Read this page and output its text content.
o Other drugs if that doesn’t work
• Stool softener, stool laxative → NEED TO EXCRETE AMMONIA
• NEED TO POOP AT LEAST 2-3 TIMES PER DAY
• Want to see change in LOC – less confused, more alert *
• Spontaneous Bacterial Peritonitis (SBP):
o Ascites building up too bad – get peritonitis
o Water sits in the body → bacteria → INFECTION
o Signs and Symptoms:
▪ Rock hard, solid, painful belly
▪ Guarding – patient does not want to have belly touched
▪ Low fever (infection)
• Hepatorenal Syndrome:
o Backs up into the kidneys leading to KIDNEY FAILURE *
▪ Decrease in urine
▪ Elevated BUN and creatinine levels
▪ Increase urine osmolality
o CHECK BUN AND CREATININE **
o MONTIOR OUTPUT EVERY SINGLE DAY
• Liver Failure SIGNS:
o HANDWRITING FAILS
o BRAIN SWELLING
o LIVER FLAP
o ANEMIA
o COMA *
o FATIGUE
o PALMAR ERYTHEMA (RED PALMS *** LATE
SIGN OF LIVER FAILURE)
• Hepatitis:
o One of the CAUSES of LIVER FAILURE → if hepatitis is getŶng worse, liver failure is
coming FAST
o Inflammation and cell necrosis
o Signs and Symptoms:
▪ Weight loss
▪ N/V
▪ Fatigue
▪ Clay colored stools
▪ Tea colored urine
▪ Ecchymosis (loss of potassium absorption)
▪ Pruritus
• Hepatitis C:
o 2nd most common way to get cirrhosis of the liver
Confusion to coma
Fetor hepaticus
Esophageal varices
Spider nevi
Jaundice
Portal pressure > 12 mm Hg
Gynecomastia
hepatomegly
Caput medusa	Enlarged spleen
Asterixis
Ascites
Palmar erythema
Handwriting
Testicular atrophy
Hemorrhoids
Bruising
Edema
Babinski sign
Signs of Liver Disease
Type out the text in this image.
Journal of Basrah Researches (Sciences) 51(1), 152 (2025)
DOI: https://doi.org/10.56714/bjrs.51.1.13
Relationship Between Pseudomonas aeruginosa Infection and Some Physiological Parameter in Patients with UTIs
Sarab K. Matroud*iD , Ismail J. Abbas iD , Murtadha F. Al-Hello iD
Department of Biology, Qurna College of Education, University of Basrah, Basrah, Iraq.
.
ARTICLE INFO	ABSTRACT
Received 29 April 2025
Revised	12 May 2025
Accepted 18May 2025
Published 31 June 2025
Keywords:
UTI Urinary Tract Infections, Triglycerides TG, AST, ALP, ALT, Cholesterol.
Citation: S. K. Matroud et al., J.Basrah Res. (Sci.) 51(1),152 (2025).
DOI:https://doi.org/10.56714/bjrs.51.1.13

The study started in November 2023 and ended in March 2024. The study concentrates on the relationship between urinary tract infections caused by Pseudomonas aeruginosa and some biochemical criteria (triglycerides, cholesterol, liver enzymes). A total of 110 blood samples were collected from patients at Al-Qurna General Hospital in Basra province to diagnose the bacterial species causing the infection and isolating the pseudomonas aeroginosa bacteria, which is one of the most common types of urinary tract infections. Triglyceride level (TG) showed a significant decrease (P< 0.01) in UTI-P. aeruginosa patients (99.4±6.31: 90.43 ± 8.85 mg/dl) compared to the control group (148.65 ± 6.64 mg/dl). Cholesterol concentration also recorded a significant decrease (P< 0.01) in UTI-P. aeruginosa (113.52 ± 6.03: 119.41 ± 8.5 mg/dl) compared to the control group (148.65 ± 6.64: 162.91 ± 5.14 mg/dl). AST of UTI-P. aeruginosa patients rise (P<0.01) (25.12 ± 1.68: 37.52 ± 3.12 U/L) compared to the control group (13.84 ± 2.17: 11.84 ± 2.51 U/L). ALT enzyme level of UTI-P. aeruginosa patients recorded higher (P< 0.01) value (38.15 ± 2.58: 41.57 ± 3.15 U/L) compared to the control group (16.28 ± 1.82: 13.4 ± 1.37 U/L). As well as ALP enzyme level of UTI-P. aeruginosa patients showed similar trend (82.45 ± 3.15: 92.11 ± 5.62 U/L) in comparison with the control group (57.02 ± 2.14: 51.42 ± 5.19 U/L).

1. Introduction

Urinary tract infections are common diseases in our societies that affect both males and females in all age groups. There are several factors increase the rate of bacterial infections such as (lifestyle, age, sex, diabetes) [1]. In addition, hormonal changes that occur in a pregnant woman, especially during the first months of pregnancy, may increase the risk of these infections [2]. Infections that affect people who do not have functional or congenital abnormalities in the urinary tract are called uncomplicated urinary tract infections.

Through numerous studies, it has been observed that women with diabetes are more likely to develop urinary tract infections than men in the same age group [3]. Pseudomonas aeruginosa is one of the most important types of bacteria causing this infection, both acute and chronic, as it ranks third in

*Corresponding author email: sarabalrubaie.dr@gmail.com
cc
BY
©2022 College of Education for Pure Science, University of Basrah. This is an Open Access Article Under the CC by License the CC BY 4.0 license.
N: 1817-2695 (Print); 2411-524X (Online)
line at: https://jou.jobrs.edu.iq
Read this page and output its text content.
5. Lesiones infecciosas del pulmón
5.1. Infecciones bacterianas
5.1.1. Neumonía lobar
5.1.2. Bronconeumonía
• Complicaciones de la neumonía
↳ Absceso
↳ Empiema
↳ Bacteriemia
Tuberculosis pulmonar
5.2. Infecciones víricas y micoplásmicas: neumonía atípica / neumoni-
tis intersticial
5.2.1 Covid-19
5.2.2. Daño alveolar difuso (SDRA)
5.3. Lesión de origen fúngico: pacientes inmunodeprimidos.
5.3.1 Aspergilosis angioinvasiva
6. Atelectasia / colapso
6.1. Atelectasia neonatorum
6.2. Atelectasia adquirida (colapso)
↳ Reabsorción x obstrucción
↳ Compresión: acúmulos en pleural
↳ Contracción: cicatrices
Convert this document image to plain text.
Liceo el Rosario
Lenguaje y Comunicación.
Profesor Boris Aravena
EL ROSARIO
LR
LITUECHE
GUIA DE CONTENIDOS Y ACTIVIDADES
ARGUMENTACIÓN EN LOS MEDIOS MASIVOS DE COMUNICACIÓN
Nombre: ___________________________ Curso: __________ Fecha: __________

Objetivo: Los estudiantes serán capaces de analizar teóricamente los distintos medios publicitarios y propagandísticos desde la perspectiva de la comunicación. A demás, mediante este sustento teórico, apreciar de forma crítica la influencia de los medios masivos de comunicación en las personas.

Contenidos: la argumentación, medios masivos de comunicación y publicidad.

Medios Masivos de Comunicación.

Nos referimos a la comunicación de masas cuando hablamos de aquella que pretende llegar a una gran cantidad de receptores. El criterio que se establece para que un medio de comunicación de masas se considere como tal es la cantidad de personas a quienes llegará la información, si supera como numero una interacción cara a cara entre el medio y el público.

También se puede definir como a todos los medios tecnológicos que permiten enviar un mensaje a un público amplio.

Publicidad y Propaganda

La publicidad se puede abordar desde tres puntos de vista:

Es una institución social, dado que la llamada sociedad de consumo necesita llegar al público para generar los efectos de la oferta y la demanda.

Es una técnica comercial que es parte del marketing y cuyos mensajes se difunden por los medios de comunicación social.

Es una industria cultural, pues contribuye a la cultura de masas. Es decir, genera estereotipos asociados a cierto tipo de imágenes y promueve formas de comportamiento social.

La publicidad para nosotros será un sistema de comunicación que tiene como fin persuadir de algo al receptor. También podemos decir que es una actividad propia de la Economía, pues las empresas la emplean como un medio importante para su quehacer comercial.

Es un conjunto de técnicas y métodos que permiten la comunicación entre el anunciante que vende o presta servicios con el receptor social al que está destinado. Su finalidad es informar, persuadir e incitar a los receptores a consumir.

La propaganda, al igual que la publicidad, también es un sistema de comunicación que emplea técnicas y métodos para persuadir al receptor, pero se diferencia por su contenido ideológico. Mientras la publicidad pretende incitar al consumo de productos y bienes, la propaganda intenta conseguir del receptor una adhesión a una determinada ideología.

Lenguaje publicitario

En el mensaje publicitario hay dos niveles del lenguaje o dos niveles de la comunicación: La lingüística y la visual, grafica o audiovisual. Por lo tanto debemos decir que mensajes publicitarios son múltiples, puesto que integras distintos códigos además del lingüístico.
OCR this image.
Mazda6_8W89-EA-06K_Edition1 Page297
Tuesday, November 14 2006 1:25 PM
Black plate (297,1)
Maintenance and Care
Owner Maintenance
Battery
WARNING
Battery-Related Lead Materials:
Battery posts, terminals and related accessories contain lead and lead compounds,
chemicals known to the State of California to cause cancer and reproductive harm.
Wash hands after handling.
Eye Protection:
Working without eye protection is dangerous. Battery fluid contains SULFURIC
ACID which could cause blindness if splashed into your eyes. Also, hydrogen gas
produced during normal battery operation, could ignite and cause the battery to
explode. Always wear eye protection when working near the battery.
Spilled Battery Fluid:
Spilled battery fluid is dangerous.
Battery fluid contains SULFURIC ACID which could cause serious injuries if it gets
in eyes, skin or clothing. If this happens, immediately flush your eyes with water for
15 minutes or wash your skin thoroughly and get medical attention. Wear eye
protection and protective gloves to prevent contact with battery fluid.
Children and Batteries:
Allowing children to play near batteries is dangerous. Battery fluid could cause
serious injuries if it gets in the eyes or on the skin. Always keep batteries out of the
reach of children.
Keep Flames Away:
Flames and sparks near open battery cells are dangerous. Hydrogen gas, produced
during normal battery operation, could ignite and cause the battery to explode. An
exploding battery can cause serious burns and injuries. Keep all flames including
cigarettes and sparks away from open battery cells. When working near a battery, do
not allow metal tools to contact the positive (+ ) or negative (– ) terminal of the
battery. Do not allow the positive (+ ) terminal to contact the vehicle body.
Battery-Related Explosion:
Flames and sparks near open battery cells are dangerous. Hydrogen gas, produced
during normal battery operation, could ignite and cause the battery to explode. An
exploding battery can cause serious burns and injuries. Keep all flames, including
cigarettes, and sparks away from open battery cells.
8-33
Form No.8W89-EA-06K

(The task) Establish how many lines of the entries hold the word "puede", giving nothing but the number.

(Written response) 2